_LISTA DE ACTIVIDADES_:
(1) Enumera todos los ingredientes de la receta con sus cantidades.
(2) Indica, por favor, en qué se disuelve la levadura según la receta.
(3) Resume la receta en dos oraciones.

_FRAGMENTO DE TEXTO_:
○ ○ ○ ○ ○

Necesitamos:

500 g (y una cucharada más) de harina todo uso.

8 g de sal.

200 g de leche condensada.

35 g de mantequilla.

25 g de levadura fresca de panadero.

250 g de puré de calabaza.

65 g de leche.

Empezamos cociendo unos trozos de calabaza con una pizca de sal. Escurrimos y dejamos enfriar. Yo esto lo hice el día anterior por la noche.

La machacamos con un tenedor para dejarla hecha puré, ponemos en un colador y presionamos para que pierda el agua que pueda tener y nos quede un puré espeso.

Pesamos la cantidad necesaria.

Dejamos a temperatura ambiente la mantequilla.

Preparamos todos los ingredientes, pesándolos.

Templamos ligeramente la leche y disolvemos la levadura.

○ ○ ○ ○ ○

_DATOS DEL EJERCICIO_:

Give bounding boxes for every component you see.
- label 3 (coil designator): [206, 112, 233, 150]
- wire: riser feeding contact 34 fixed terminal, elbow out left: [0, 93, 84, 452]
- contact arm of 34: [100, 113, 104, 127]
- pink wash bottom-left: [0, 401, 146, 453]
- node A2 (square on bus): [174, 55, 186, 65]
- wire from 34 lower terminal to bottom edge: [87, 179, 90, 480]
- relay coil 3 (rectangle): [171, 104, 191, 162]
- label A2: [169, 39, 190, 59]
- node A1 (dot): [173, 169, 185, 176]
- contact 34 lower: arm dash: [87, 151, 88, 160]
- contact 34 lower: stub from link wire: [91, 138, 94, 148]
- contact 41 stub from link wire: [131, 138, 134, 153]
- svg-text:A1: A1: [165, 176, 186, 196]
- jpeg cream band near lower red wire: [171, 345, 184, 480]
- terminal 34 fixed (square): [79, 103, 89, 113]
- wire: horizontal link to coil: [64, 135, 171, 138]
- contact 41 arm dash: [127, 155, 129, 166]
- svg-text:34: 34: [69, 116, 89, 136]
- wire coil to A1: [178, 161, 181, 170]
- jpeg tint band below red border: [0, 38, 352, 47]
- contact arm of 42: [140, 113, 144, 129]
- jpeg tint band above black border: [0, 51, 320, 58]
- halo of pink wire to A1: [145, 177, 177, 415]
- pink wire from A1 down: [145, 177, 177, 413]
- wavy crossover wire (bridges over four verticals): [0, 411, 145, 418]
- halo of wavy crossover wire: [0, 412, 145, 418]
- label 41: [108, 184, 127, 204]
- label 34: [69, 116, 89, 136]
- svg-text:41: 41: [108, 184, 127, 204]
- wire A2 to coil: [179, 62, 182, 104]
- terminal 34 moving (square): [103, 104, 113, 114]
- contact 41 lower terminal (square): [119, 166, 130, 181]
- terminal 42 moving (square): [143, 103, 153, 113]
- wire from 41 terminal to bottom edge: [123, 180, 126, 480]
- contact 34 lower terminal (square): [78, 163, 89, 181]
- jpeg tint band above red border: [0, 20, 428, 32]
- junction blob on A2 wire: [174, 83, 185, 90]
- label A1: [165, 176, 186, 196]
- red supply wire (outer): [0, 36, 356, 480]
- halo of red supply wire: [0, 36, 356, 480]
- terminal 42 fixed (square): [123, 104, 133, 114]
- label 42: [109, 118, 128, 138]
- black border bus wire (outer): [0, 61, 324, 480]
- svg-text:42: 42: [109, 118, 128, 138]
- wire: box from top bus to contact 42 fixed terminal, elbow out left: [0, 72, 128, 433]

○ ○ ○ ○ ○

_RESULTADOS DEL EJERCICIO_:
(1)
- 500 g (y una cucharada más) de harina todo uso
- 8 g de sal
- 200 g de leche condensada
- 35 g de mantequilla
- 25 g de levadura fresca de panadero
- 250 g de puré de calabaza
- 65 g de leche

(2) En la leche ligeramente templada.

(3) La receta lleva harina, sal, leche condensada, mantequilla, levadura fresca de panadero, puré de calabaza y leche. La calabaza se cuece con sal, se escurre, se machaca y se cuela hasta obtener un puré espeso; después se pesan los ingredientes, la mantequilla se deja a temperatura ambiente y la levadura se disuelve en leche templada.